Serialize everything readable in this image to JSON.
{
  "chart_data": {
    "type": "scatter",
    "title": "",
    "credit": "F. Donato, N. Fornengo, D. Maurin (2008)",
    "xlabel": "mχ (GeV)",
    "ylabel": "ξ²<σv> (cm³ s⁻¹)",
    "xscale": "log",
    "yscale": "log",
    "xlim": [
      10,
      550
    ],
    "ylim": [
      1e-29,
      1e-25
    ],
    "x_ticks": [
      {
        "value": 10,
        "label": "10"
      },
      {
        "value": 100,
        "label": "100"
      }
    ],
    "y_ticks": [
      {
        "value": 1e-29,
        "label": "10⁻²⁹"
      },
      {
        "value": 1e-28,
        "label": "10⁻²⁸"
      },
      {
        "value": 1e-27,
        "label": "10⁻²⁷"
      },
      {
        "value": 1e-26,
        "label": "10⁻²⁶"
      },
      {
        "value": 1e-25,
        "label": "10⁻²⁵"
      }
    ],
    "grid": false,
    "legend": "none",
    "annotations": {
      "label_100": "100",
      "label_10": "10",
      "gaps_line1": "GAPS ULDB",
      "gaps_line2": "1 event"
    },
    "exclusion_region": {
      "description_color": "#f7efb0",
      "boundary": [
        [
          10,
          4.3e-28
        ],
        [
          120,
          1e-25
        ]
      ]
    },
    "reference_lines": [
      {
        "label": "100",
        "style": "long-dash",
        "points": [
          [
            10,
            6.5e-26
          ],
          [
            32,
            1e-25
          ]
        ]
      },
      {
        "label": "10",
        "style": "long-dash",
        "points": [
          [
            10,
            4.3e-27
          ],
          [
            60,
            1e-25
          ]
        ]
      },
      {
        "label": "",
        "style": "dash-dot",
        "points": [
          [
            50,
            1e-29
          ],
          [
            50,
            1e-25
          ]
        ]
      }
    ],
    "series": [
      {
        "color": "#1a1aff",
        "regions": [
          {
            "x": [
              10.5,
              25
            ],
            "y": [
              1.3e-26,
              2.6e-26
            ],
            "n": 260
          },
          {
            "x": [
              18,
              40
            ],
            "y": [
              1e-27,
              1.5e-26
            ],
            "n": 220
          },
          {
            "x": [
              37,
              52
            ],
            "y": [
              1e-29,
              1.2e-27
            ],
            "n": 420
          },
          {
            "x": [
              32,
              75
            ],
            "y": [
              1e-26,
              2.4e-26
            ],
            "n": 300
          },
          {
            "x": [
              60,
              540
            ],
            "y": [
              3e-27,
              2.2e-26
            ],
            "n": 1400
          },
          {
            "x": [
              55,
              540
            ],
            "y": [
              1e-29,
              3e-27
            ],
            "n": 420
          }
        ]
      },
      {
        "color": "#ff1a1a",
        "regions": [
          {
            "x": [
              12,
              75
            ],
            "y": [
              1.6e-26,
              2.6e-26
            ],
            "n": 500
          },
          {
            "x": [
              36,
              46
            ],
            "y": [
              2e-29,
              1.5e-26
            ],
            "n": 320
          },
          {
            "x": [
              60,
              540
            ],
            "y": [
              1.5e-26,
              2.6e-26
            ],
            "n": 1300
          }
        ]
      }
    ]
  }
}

▸ **CHALLENGE**
Using the data above, output each line exactly.

▸ **EXERCISE OUTPUT**
Serialize everything readable in this image to JSON.
{
  "chart_data": {
    "type": "scatter",
    "title": "",
    "credit": "F. Donato, N. Fornengo, D. Maurin (2008)",
    "xlabel": "mχ (GeV)",
    "ylabel": "ξ²<σv> (cm³ s⁻¹)",
    "xscale": "log",
    "yscale": "log",
    "xlim": [
      10,
      550
    ],
    "ylim": [
      1e-29,
      1e-25
    ],
    "x_ticks": [
      {
        "value": 10,
        "label": "10"
      },
      {
        "value": 100,
        "label": "100"
      }
    ],
    "y_ticks": [
      {
        "value": 1e-29,
        "label": "10⁻²⁹"
      },
      {
        "value": 1e-28,
        "label": "10⁻²⁸"
      },
      {
        "value": 1e-27,
        "label": "10⁻²⁷"
      },
      {
        "value": 1e-26,
        "label": "10⁻²⁶"
      },
      {
        "value": 1e-25,
        "label": "10⁻²⁵"
      }
    ],
    "grid": false,
    "legend": "none",
    "annotations": {
      "label_100": "100",
      "label_10": "10",
      "gaps_line1": "GAPS ULDB",
      "gaps_line2": "1 event"
    },
    "exclusion_region": {
      "description_color": "#f7efb0",
      "boundary": [
        [
          10,
          4.3e-28
        ],
        [
          120,
          1e-25
        ]
      ]
    },
    "reference_lines": [
      {
        "label": "100",
        "style": "long-dash",
        "points": [
          [
            10,
            6.5e-26
          ],
          [
            32,
            1e-25
          ]
        ]
      },
      {
        "label": "10",
        "style": "long-dash",
        "points": [
          [
            10,
            4.3e-27
          ],
          [
            60,
            1e-25
          ]
        ]
      },
      {
        "label": "",
        "style": "dash-dot",
        "points": [
          [
            50,
            1e-29
          ],
          [
            50,
            1e-25
          ]
        ]
      }
    ],
    "series": [
      {
        "color": "#1a1aff",
        "regions": [
          {
            "x": [
              10.5,
              25
            ],
            "y": [
              1.3e-26,
              2.6e-26
            ],
            "n": 260
          },
          {
            "x": [
              18,
              40
            ],
            "y": [
              1e-27,
              1.5e-26
            ],
            "n": 220
          },
          {
            "x": [
              37,
              52
            ],
            "y": [
              1e-29,
              1.2e-27
            ],
            "n": 420
          },
          {
            "x": [
              32,
              75
            ],
            "y": [
              1e-26,
              2.4e-26
            ],
            "n": 300
          },
          {
            "x": [
              60,
              540
            ],
            "y": [
              3e-27,
              2.2e-26
            ],
            "n": 1400
          },
          {
            "x": [
              55,
              540
            ],
            "y": [
              1e-29,
              3e-27
            ],
            "n": 420
          }
        ]
      },
      {
        "color": "#ff1a1a",
        "regions": [
          {
            "x": [
              12,
              75
            ],
            "y": [
              1.6e-26,
              2.6e-26
            ],
            "n": 500
          },
          {
            "x": [
              36,
              46
            ],
            "y": [
              2e-29,
              1.5e-26
            ],
            "n": 320
          },
          {
            "x": [
              60,
              540
            ],
            "y": [
              1.5e-26,
              2.6e-26
            ],
            "n": 1300
          }
        ]
      }
    ]
  }
}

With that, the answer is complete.